» **Set problem**
Copy the data that follows exactly. Include no pictures.

───── Data section

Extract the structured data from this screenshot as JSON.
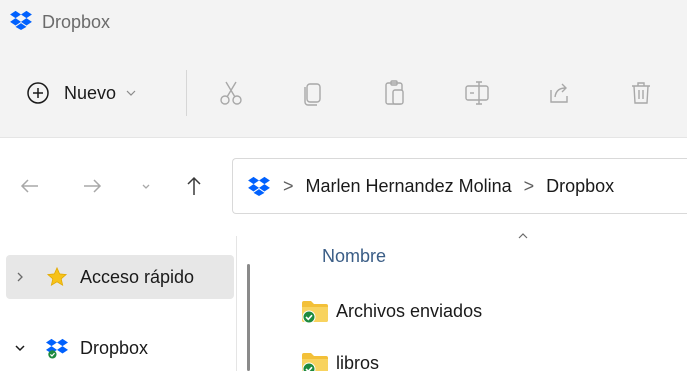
{
  "window": {
    "title": "Dropbox"
  },
  "toolbar": {
    "new_label": "Nuevo",
    "icons": [
      "cut-icon",
      "copy-icon",
      "paste-icon",
      "rename-icon",
      "share-icon",
      "delete-icon"
    ]
  },
  "navigation": {
    "icons": [
      "back-arrow-icon",
      "forward-arrow-icon",
      "recent-chevron-icon",
      "up-arrow-icon"
    ]
  },
  "address": {
    "crumbs": [
      "Marlen Hernandez Molina",
      "Dropbox"
    ],
    "separator": ">"
  },
  "sidebar": {
    "items": [
      {
        "label": "Acceso rápido",
        "icon": "star-icon",
        "expanded": false,
        "selected": true
      },
      {
        "label": "Dropbox",
        "icon": "dropbox-icon",
        "expanded": true,
        "selected": false
      }
    ]
  },
  "file_list": {
    "column_name": "Nombre",
    "files": [
      {
        "name": "Archivos enviados",
        "icon": "synced-folder-icon"
      },
      {
        "name": "libros",
        "icon": "synced-folder-icon"
      }
    ]
  },
  "colors": {
    "dropbox_blue": "#0061fe",
    "star_yellow": "#f7c21a",
    "folder_yellow": "#f3c038",
    "sync_green": "#1e8a3e",
    "column_header": "#3a5d86"
  }
}
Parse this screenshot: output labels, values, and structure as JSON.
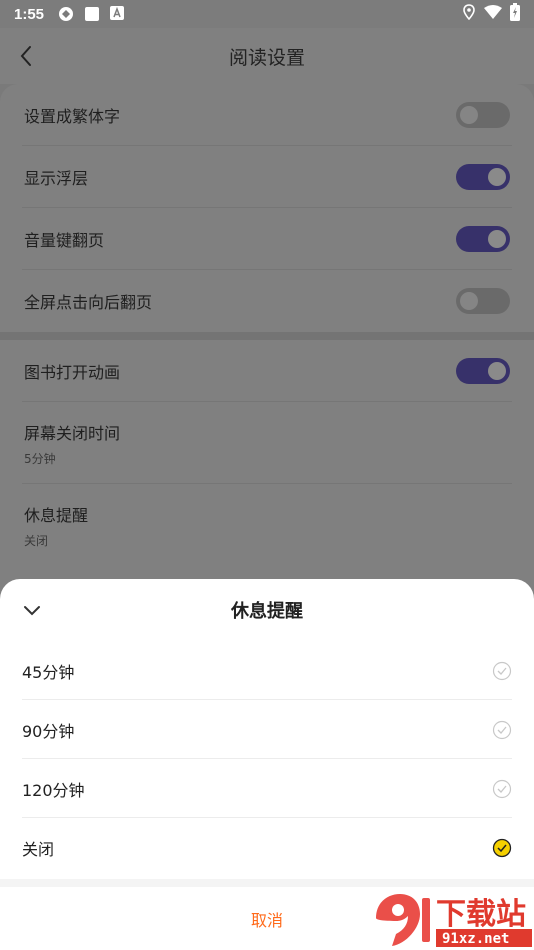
{
  "status_bar": {
    "time": "1:55",
    "left_icons": [
      "sync-icon",
      "square-icon",
      "a-badge-icon"
    ],
    "right_icons": [
      "location-icon",
      "wifi-icon",
      "battery-charging-icon"
    ]
  },
  "header": {
    "title": "阅读设置",
    "back_icon": "chevron-left-icon"
  },
  "settings_group1": [
    {
      "label": "设置成繁体字",
      "toggle": false
    },
    {
      "label": "显示浮层",
      "toggle": true
    },
    {
      "label": "音量键翻页",
      "toggle": true
    },
    {
      "label": "全屏点击向后翻页",
      "toggle": false
    }
  ],
  "settings_group2": {
    "animation": {
      "label": "图书打开动画",
      "toggle": true
    },
    "screen_off": {
      "label": "屏幕关闭时间",
      "value": "5分钟"
    },
    "rest_reminder": {
      "label": "休息提醒",
      "value": "关闭"
    }
  },
  "sheet": {
    "title": "休息提醒",
    "collapse_icon": "chevron-down-icon",
    "options": [
      {
        "label": "45分钟",
        "selected": false
      },
      {
        "label": "90分钟",
        "selected": false
      },
      {
        "label": "120分钟",
        "selected": false
      },
      {
        "label": "关闭",
        "selected": true
      }
    ],
    "cancel_label": "取消"
  },
  "watermark": {
    "text_top": "下载站",
    "text_bottom": "91xz.net"
  },
  "colors": {
    "toggle_on": "#37316a",
    "accent_orange": "#ff6a1a",
    "check_selected": "#f5d000"
  }
}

──────────

» **The result**
Extract the structured data from this screenshot as JSON.
{
  "window": {
    "title": "Dropbox"
  },
  "toolbar": {
    "new_label": "Nuevo",
    "icons": [
      "cut-icon",
      "copy-icon",
      "paste-icon",
      "rename-icon",
      "share-icon",
      "delete-icon"
    ]
  },
  "navigation": {
    "icons": [
      "back-arrow-icon",
      "forward-arrow-icon",
      "recent-chevron-icon",
      "up-arrow-icon"
    ]
  },
  "address": {
    "crumbs": [
      "Marlen Hernandez Molina",
      "Dropbox"
    ],
    "separator": ">"
  },
  "sidebar": {
    "items": [
      {
        "label": "Acceso rápido",
        "icon": "star-icon",
        "expanded": false,
        "selected": true
      },
      {
        "label": "Dropbox",
        "icon": "dropbox-icon",
        "expanded": true,
        "selected": false
      }
    ]
  },
  "file_list": {
    "column_name": "Nombre",
    "files": [
      {
        "name": "Archivos enviados",
        "icon": "synced-folder-icon"
      },
      {
        "name": "libros",
        "icon": "synced-folder-icon"
      }
    ]
  },
  "colors": {
    "dropbox_blue": "#0061fe",
    "star_yellow": "#f7c21a",
    "folder_yellow": "#f3c038",
    "sync_green": "#1e8a3e",
    "column_header": "#3a5d86"
  }
}
Parse this screenshot: output labels, values, and structure as JSON.
{
  "status_bar": {
    "time": "1:55",
    "left_icons": [
      "sync-icon",
      "square-icon",
      "a-badge-icon"
    ],
    "right_icons": [
      "location-icon",
      "wifi-icon",
      "battery-charging-icon"
    ]
  },
  "header": {
    "title": "阅读设置",
    "back_icon": "chevron-left-icon"
  },
  "settings_group1": [
    {
      "label": "设置成繁体字",
      "toggle": false
    },
    {
      "label": "显示浮层",
      "toggle": true
    },
    {
      "label": "音量键翻页",
      "toggle": true
    },
    {
      "label": "全屏点击向后翻页",
      "toggle": false
    }
  ],
  "settings_group2": {
    "animation": {
      "label": "图书打开动画",
      "toggle": true
    },
    "screen_off": {
      "label": "屏幕关闭时间",
      "value": "5分钟"
    },
    "rest_reminder": {
      "label": "休息提醒",
      "value": "关闭"
    }
  },
  "sheet": {
    "title": "休息提醒",
    "collapse_icon": "chevron-down-icon",
    "options": [
      {
        "label": "45分钟",
        "selected": false
      },
      {
        "label": "90分钟",
        "selected": false
      },
      {
        "label": "120分钟",
        "selected": false
      },
      {
        "label": "关闭",
        "selected": true
      }
    ],
    "cancel_label": "取消"
  },
  "watermark": {
    "text_top": "下载站",
    "text_bottom": "91xz.net"
  },
  "colors": {
    "toggle_on": "#37316a",
    "accent_orange": "#ff6a1a",
    "check_selected": "#f5d000"
  }
}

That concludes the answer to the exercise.